Goal:
Every line below is to be quoted exactly, with nothing added or dropped.

(Stored data entries)
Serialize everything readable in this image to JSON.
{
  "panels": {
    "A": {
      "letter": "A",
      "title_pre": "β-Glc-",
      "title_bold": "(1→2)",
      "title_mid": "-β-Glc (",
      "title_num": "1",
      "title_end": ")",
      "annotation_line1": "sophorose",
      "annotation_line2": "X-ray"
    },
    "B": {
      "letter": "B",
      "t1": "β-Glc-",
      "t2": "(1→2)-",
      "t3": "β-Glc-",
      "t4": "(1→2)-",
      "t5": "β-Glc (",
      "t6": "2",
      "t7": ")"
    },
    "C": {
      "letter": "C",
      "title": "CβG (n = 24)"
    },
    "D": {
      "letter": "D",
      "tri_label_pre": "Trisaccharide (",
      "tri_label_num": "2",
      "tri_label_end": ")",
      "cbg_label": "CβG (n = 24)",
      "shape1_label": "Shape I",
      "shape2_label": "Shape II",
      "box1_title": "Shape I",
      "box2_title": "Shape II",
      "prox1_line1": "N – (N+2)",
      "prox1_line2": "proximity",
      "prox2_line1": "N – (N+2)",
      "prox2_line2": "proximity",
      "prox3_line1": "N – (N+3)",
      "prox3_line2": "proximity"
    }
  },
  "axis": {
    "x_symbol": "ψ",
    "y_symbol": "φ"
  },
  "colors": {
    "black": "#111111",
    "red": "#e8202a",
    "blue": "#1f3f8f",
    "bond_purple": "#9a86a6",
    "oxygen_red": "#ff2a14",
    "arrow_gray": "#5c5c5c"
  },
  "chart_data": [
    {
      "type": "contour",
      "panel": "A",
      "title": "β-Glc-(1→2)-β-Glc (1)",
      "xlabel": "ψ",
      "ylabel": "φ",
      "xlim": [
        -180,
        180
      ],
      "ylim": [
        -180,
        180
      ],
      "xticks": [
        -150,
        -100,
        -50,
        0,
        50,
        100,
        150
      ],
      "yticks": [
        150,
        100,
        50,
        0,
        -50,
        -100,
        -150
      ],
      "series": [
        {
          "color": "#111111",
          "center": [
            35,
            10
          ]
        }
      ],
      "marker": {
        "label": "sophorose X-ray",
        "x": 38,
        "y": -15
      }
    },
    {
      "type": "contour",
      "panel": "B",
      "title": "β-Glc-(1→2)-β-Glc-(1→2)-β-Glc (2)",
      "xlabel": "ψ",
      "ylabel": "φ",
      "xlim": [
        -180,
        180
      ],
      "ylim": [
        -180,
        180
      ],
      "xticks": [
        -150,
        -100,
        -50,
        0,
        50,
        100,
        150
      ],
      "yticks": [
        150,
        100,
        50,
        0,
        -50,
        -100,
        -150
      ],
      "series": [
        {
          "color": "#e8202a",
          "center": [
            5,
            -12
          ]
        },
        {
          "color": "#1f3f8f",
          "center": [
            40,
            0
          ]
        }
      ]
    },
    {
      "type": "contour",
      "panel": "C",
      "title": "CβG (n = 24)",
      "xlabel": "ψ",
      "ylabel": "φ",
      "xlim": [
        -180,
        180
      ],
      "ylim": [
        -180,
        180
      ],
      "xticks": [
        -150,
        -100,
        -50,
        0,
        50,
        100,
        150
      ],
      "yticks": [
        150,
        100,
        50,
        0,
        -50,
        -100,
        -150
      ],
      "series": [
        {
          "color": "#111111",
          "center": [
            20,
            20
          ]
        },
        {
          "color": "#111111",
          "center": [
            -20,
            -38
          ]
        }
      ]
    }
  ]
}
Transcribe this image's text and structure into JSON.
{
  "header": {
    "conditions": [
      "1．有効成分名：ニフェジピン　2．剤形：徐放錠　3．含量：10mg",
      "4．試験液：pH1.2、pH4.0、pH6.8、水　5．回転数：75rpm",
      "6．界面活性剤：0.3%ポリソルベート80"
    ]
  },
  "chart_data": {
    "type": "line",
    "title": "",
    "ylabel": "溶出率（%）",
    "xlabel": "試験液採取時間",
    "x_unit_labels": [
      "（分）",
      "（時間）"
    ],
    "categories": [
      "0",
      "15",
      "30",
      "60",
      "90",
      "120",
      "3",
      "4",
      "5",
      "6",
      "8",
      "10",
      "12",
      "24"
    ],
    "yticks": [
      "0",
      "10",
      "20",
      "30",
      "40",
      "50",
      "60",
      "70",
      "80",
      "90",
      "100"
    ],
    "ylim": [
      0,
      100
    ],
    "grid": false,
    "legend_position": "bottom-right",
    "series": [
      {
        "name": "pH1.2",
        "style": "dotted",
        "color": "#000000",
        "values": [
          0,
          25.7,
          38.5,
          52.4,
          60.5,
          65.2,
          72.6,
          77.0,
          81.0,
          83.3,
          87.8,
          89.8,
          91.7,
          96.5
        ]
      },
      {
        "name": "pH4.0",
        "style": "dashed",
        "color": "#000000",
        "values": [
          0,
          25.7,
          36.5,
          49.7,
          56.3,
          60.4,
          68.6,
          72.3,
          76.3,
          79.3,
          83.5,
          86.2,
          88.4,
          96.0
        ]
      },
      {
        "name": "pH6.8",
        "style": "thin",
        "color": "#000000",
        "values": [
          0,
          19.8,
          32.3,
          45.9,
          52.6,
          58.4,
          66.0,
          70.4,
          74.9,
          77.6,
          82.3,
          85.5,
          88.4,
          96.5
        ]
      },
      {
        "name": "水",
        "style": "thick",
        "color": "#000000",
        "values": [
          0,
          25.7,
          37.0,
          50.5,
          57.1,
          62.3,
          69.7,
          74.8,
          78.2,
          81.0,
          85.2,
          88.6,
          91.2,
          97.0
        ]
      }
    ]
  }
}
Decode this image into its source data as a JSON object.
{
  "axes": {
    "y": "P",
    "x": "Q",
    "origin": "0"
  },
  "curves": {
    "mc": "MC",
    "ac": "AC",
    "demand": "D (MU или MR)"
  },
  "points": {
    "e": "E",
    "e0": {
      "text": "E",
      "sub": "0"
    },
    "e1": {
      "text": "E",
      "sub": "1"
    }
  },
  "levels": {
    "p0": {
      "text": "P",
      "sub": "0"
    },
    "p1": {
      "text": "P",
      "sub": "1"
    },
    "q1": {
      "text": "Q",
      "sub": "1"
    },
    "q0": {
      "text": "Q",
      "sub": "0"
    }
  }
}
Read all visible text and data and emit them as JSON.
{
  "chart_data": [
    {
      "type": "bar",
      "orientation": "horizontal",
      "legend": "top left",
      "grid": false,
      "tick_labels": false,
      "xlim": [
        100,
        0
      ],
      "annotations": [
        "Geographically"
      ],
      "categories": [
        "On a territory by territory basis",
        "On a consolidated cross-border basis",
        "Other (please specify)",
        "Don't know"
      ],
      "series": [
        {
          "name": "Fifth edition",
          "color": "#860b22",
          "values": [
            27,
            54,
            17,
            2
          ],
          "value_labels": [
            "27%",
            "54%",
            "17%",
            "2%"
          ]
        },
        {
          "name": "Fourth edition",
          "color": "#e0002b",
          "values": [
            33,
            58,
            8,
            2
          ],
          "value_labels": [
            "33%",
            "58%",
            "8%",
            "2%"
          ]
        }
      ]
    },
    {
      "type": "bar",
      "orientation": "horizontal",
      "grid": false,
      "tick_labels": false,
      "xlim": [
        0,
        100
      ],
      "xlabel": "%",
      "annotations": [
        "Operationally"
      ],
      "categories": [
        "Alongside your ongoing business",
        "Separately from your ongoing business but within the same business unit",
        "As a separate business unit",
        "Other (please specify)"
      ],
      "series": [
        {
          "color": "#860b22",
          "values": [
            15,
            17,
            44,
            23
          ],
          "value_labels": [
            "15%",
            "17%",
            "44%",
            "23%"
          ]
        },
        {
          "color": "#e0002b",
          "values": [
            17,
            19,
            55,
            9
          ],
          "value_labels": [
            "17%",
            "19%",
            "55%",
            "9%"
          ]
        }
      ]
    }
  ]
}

Expected answer:
Serialize everything readable in this image to JSON.
{
  "panels": {
    "A": {
      "letter": "A",
      "title_pre": "β-Glc-",
      "title_bold": "(1→2)",
      "title_mid": "-β-Glc (",
      "title_num": "1",
      "title_end": ")",
      "annotation_line1": "sophorose",
      "annotation_line2": "X-ray"
    },
    "B": {
      "letter": "B",
      "t1": "β-Glc-",
      "t2": "(1→2)-",
      "t3": "β-Glc-",
      "t4": "(1→2)-",
      "t5": "β-Glc (",
      "t6": "2",
      "t7": ")"
    },
    "C": {
      "letter": "C",
      "title": "CβG (n = 24)"
    },
    "D": {
      "letter": "D",
      "tri_label_pre": "Trisaccharide (",
      "tri_label_num": "2",
      "tri_label_end": ")",
      "cbg_label": "CβG (n = 24)",
      "shape1_label": "Shape I",
      "shape2_label": "Shape II",
      "box1_title": "Shape I",
      "box2_title": "Shape II",
      "prox1_line1": "N – (N+2)",
      "prox1_line2": "proximity",
      "prox2_line1": "N – (N+2)",
      "prox2_line2": "proximity",
      "prox3_line1": "N – (N+3)",
      "prox3_line2": "proximity"
    }
  },
  "axis": {
    "x_symbol": "ψ",
    "y_symbol": "φ"
  },
  "colors": {
    "black": "#111111",
    "red": "#e8202a",
    "blue": "#1f3f8f",
    "bond_purple": "#9a86a6",
    "oxygen_red": "#ff2a14",
    "arrow_gray": "#5c5c5c"
  },
  "chart_data": [
    {
      "type": "contour",
      "panel": "A",
      "title": "β-Glc-(1→2)-β-Glc (1)",
      "xlabel": "ψ",
      "ylabel": "φ",
      "xlim": [
        -180,
        180
      ],
      "ylim": [
        -180,
        180
      ],
      "xticks": [
        -150,
        -100,
        -50,
        0,
        50,
        100,
        150
      ],
      "yticks": [
        150,
        100,
        50,
        0,
        -50,
        -100,
        -150
      ],
      "series": [
        {
          "color": "#111111",
          "center": [
            35,
            10
          ]
        }
      ],
      "marker": {
        "label": "sophorose X-ray",
        "x": 38,
        "y": -15
      }
    },
    {
      "type": "contour",
      "panel": "B",
      "title": "β-Glc-(1→2)-β-Glc-(1→2)-β-Glc (2)",
      "xlabel": "ψ",
      "ylabel": "φ",
      "xlim": [
        -180,
        180
      ],
      "ylim": [
        -180,
        180
      ],
      "xticks": [
        -150,
        -100,
        -50,
        0,
        50,
        100,
        150
      ],
      "yticks": [
        150,
        100,
        50,
        0,
        -50,
        -100,
        -150
      ],
      "series": [
        {
          "color": "#e8202a",
          "center": [
            5,
            -12
          ]
        },
        {
          "color": "#1f3f8f",
          "center": [
            40,
            0
          ]
        }
      ]
    },
    {
      "type": "contour",
      "panel": "C",
      "title": "CβG (n = 24)",
      "xlabel": "ψ",
      "ylabel": "φ",
      "xlim": [
        -180,
        180
      ],
      "ylim": [
        -180,
        180
      ],
      "xticks": [
        -150,
        -100,
        -50,
        0,
        50,
        100,
        150
      ],
      "yticks": [
        150,
        100,
        50,
        0,
        -50,
        -100,
        -150
      ],
      "series": [
        {
          "color": "#111111",
          "center": [
            20,
            20
          ]
        },
        {
          "color": "#111111",
          "center": [
            -20,
            -38
          ]
        }
      ]
    }
  ]
}
Transcribe this image's text and structure into JSON.
{
  "header": {
    "conditions": [
      "1．有効成分名：ニフェジピン　2．剤形：徐放錠　3．含量：10mg",
      "4．試験液：pH1.2、pH4.0、pH6.8、水　5．回転数：75rpm",
      "6．界面活性剤：0.3%ポリソルベート80"
    ]
  },
  "chart_data": {
    "type": "line",
    "title": "",
    "ylabel": "溶出率（%）",
    "xlabel": "試験液採取時間",
    "x_unit_labels": [
      "（分）",
      "（時間）"
    ],
    "categories": [
      "0",
      "15",
      "30",
      "60",
      "90",
      "120",
      "3",
      "4",
      "5",
      "6",
      "8",
      "10",
      "12",
      "24"
    ],
    "yticks": [
      "0",
      "10",
      "20",
      "30",
      "40",
      "50",
      "60",
      "70",
      "80",
      "90",
      "100"
    ],
    "ylim": [
      0,
      100
    ],
    "grid": false,
    "legend_position": "bottom-right",
    "series": [
      {
        "name": "pH1.2",
        "style": "dotted",
        "color": "#000000",
        "values": [
          0,
          25.7,
          38.5,
          52.4,
          60.5,
          65.2,
          72.6,
          77.0,
          81.0,
          83.3,
          87.8,
          89.8,
          91.7,
          96.5
        ]
      },
      {
        "name": "pH4.0",
        "style": "dashed",
        "color": "#000000",
        "values": [
          0,
          25.7,
          36.5,
          49.7,
          56.3,
          60.4,
          68.6,
          72.3,
          76.3,
          79.3,
          83.5,
          86.2,
          88.4,
          96.0
        ]
      },
      {
        "name": "pH6.8",
        "style": "thin",
        "color": "#000000",
        "values": [
          0,
          19.8,
          32.3,
          45.9,
          52.6,
          58.4,
          66.0,
          70.4,
          74.9,
          77.6,
          82.3,
          85.5,
          88.4,
          96.5
        ]
      },
      {
        "name": "水",
        "style": "thick",
        "color": "#000000",
        "values": [
          0,
          25.7,
          37.0,
          50.5,
          57.1,
          62.3,
          69.7,
          74.8,
          78.2,
          81.0,
          85.2,
          88.6,
          91.2,
          97.0
        ]
      }
    ]
  }
}
Decode this image into its source data as a JSON object.
{
  "axes": {
    "y": "P",
    "x": "Q",
    "origin": "0"
  },
  "curves": {
    "mc": "MC",
    "ac": "AC",
    "demand": "D (MU или MR)"
  },
  "points": {
    "e": "E",
    "e0": {
      "text": "E",
      "sub": "0"
    },
    "e1": {
      "text": "E",
      "sub": "1"
    }
  },
  "levels": {
    "p0": {
      "text": "P",
      "sub": "0"
    },
    "p1": {
      "text": "P",
      "sub": "1"
    },
    "q1": {
      "text": "Q",
      "sub": "1"
    },
    "q0": {
      "text": "Q",
      "sub": "0"
    }
  }
}
Read all visible text and data and emit them as JSON.
{
  "chart_data": [
    {
      "type": "bar",
      "orientation": "horizontal",
      "legend": "top left",
      "grid": false,
      "tick_labels": false,
      "xlim": [
        100,
        0
      ],
      "annotations": [
        "Geographically"
      ],
      "categories": [
        "On a territory by territory basis",
        "On a consolidated cross-border basis",
        "Other (please specify)",
        "Don't know"
      ],
      "series": [
        {
          "name": "Fifth edition",
          "color": "#860b22",
          "values": [
            27,
            54,
            17,
            2
          ],
          "value_labels": [
            "27%",
            "54%",
            "17%",
            "2%"
          ]
        },
        {
          "name": "Fourth edition",
          "color": "#e0002b",
          "values": [
            33,
            58,
            8,
            2
          ],
          "value_labels": [
            "33%",
            "58%",
            "8%",
            "2%"
          ]
        }
      ]
    },
    {
      "type": "bar",
      "orientation": "horizontal",
      "grid": false,
      "tick_labels": false,
      "xlim": [
        0,
        100
      ],
      "xlabel": "%",
      "annotations": [
        "Operationally"
      ],
      "categories": [
        "Alongside your ongoing business",
        "Separately from your ongoing business but within the same business unit",
        "As a separate business unit",
        "Other (please specify)"
      ],
      "series": [
        {
          "color": "#860b22",
          "values": [
            15,
            17,
            44,
            23
          ],
          "value_labels": [
            "15%",
            "17%",
            "44%",
            "23%"
          ]
        },
        {
          "color": "#e0002b",
          "values": [
            17,
            19,
            55,
            9
          ],
          "value_labels": [
            "17%",
            "19%",
            "55%",
            "9%"
          ]
        }
      ]
    }
  ]
}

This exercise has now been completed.